[What you have to do] Below are some records. How many of their lines contain the string "korisnika"? Give the number only.

[Extracted entries]
+++++
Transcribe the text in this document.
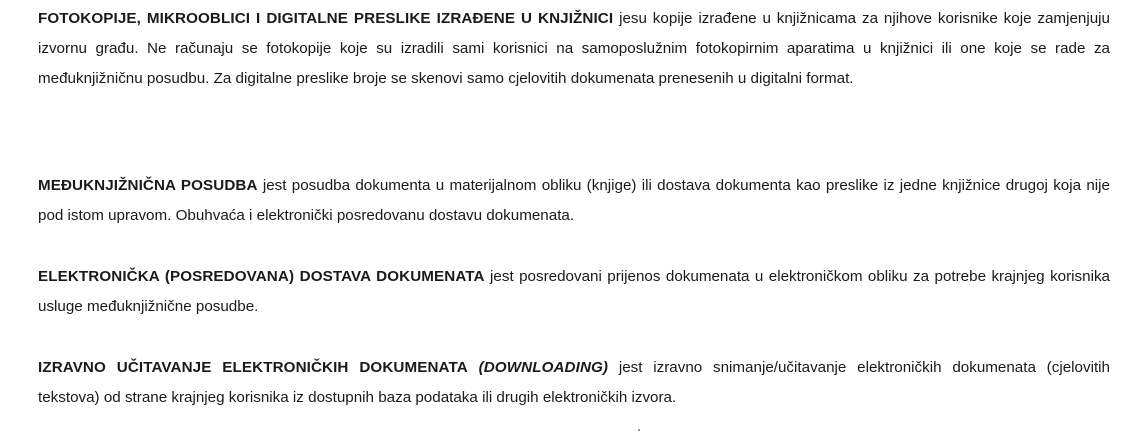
FOTOKOPIJE, MIKROOBLICI I DIGITALNE PRESLIKE IZRAĐENE U KNJIŽNICI jesu kopije izrađene u knjižnicama za njihove korisnike koje zamjenjuju izvornu građu. Ne računaju se fotokopije koje su izradili sami korisnici na samoposlužnim fotokopirnim aparatima u knjižnici ili one koje se rade za međuknjižničnu posudbu. Za digitalne preslike broje se skenovi samo cjelovitih dokumenata prenesenih u digitalni format.

MEĐUKNJIŽNIČNA POSUDBA jest posudba dokumenta u materijalnom obliku (knjige) ili dostava dokumenta kao preslike iz jedne knjižnice drugoj koja nije pod istom upravom. Obuhvaća i elektronički posredovanu dostavu dokumenata.

ELEKTRONIČKA (POSREDOVANA) DOSTAVA DOKUMENATA jest posredovani prijenos dokumenata u elektroničkom obliku za potrebe krajnjeg korisnika usluge međuknjižnične posudbe.

IZRAVNO UČITAVANJE ELEKTRONIČKIH DOKUMENATA (DOWNLOADING) jest izravno snimanje/učitavanje elektroničkih dokumenata (cjelovitih tekstova) od strane krajnjeg korisnika iz dostupnih baza podataka ili drugih elektroničkih izvora.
+++++
[Exercise answer] 2